Data to use start

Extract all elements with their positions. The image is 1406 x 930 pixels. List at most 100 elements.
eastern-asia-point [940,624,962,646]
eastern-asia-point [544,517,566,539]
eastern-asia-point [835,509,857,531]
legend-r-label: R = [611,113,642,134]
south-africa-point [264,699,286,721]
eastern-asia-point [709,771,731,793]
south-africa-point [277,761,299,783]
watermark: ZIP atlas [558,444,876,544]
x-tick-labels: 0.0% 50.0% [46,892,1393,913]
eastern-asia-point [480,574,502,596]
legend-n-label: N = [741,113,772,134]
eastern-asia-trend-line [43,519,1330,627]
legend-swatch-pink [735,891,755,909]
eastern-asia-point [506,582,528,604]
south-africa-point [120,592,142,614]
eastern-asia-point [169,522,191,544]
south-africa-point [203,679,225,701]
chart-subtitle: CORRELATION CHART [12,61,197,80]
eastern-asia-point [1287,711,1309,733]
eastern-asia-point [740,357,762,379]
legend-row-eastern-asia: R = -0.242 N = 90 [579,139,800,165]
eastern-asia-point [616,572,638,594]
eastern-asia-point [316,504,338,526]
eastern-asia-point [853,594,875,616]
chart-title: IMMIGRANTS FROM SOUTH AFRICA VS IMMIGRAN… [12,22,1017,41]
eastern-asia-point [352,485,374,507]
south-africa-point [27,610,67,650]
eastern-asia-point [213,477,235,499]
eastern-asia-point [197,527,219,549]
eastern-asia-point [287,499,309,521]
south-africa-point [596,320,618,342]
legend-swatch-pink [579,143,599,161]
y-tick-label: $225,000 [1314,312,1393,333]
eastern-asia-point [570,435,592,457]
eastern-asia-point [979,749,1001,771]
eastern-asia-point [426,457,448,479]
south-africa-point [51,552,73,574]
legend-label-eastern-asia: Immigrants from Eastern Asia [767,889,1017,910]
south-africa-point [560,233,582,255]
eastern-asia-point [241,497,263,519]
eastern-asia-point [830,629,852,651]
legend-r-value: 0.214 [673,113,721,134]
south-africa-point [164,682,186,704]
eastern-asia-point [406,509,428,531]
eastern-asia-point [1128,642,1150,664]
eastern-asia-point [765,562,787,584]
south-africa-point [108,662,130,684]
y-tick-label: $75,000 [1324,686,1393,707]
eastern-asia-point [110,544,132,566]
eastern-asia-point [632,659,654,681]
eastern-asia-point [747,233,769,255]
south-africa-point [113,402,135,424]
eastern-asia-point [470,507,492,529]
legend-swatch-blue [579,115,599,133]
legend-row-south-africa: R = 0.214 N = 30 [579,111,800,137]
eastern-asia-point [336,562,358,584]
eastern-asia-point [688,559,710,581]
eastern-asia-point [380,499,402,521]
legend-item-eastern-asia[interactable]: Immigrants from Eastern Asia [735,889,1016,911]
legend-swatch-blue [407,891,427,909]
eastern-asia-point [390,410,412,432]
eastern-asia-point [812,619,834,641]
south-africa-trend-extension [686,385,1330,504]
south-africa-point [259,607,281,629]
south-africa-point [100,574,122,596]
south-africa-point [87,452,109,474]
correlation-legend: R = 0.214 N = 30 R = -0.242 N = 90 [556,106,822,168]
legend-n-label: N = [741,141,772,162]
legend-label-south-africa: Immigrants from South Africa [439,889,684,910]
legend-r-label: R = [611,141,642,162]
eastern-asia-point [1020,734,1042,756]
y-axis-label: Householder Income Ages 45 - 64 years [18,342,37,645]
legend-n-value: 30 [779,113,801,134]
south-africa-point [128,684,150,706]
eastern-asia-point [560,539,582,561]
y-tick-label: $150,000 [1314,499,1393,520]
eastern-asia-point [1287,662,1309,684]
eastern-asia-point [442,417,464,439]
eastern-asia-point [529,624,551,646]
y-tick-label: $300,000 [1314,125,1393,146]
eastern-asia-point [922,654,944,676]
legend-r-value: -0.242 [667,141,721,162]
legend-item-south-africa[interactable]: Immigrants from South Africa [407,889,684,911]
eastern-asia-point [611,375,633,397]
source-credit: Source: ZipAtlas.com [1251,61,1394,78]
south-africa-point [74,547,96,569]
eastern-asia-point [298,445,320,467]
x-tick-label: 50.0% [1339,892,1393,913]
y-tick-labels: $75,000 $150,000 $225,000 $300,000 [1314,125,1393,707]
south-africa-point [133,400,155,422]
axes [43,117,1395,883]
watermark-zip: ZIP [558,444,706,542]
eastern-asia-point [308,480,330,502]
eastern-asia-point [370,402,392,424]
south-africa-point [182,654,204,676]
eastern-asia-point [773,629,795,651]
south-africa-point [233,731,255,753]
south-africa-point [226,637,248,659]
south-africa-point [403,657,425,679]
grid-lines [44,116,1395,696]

Data to use end

Aim of the task: Can you write out the listing above again with every "eastern-asia-point" changed to "east-asia-point" and nothing else altered?

Problem solution:
Extract all elements with their positions. The image is 1406 x 930 pixels. List at most 100 elements.
east-asia-point [940,624,962,646]
east-asia-point [544,517,566,539]
east-asia-point [835,509,857,531]
legend-r-label: R = [611,113,642,134]
south-africa-point [264,699,286,721]
east-asia-point [709,771,731,793]
south-africa-point [277,761,299,783]
watermark: ZIP atlas [558,444,876,544]
x-tick-labels: 0.0% 50.0% [46,892,1393,913]
east-asia-point [480,574,502,596]
legend-n-label: N = [741,113,772,134]
eastern-asia-trend-line [43,519,1330,627]
legend-swatch-pink [735,891,755,909]
east-asia-point [506,582,528,604]
south-africa-point [120,592,142,614]
east-asia-point [169,522,191,544]
south-africa-point [203,679,225,701]
chart-subtitle: CORRELATION CHART [12,61,197,80]
east-asia-point [1287,711,1309,733]
east-asia-point [740,357,762,379]
legend-row-eastern-asia: R = -0.242 N = 90 [579,139,800,165]
east-asia-point [616,572,638,594]
east-asia-point [316,504,338,526]
east-asia-point [853,594,875,616]
chart-title: IMMIGRANTS FROM SOUTH AFRICA VS IMMIGRAN… [12,22,1017,41]
east-asia-point [352,485,374,507]
south-africa-point [27,610,67,650]
east-asia-point [213,477,235,499]
east-asia-point [197,527,219,549]
east-asia-point [287,499,309,521]
south-africa-point [596,320,618,342]
legend-swatch-pink [579,143,599,161]
y-tick-label: $225,000 [1314,312,1393,333]
east-asia-point [570,435,592,457]
east-asia-point [979,749,1001,771]
east-asia-point [426,457,448,479]
south-africa-point [51,552,73,574]
legend-label-eastern-asia: Immigrants from Eastern Asia [767,889,1017,910]
south-africa-point [560,233,582,255]
east-asia-point [241,497,263,519]
east-asia-point [830,629,852,651]
legend-r-value: 0.214 [673,113,721,134]
south-africa-point [164,682,186,704]
east-asia-point [406,509,428,531]
east-asia-point [1128,642,1150,664]
east-asia-point [765,562,787,584]
south-africa-point [108,662,130,684]
y-tick-label: $75,000 [1324,686,1393,707]
east-asia-point [110,544,132,566]
east-asia-point [632,659,654,681]
east-asia-point [747,233,769,255]
south-africa-point [113,402,135,424]
east-asia-point [470,507,492,529]
legend-swatch-blue [579,115,599,133]
legend-row-south-africa: R = 0.214 N = 30 [579,111,800,137]
east-asia-point [336,562,358,584]
east-asia-point [688,559,710,581]
east-asia-point [380,499,402,521]
legend-item-eastern-asia[interactable]: Immigrants from Eastern Asia [735,889,1016,911]
legend-swatch-blue [407,891,427,909]
east-asia-point [390,410,412,432]
east-asia-point [812,619,834,641]
south-africa-trend-extension [686,385,1330,504]
south-africa-point [259,607,281,629]
south-africa-point [100,574,122,596]
south-africa-point [87,452,109,474]
correlation-legend: R = 0.214 N = 30 R = -0.242 N = 90 [556,106,822,168]
legend-n-label: N = [741,141,772,162]
legend-label-south-africa: Immigrants from South Africa [439,889,684,910]
legend-r-label: R = [611,141,642,162]
east-asia-point [1020,734,1042,756]
y-axis-label: Householder Income Ages 45 - 64 years [18,342,37,645]
legend-n-value: 30 [779,113,801,134]
south-africa-point [128,684,150,706]
east-asia-point [560,539,582,561]
y-tick-label: $150,000 [1314,499,1393,520]
east-asia-point [1287,662,1309,684]
east-asia-point [442,417,464,439]
east-asia-point [529,624,551,646]
y-tick-label: $300,000 [1314,125,1393,146]
east-asia-point [922,654,944,676]
legend-r-value: -0.242 [667,141,721,162]
legend-item-south-africa[interactable]: Immigrants from South Africa [407,889,684,911]
east-asia-point [611,375,633,397]
source-credit: Source: ZipAtlas.com [1251,61,1394,78]
south-africa-point [74,547,96,569]
east-asia-point [298,445,320,467]
x-tick-label: 50.0% [1339,892,1393,913]
y-tick-labels: $75,000 $150,000 $225,000 $300,000 [1314,125,1393,707]
south-africa-point [133,400,155,422]
axes [43,117,1395,883]
watermark-zip: ZIP [558,444,706,542]
east-asia-point [308,480,330,502]
east-asia-point [370,402,392,424]
south-africa-point [182,654,204,676]
east-asia-point [773,629,795,651]
south-africa-point [233,731,255,753]
south-africa-point [226,637,248,659]
south-africa-point [403,657,425,679]
grid-lines [44,116,1395,696]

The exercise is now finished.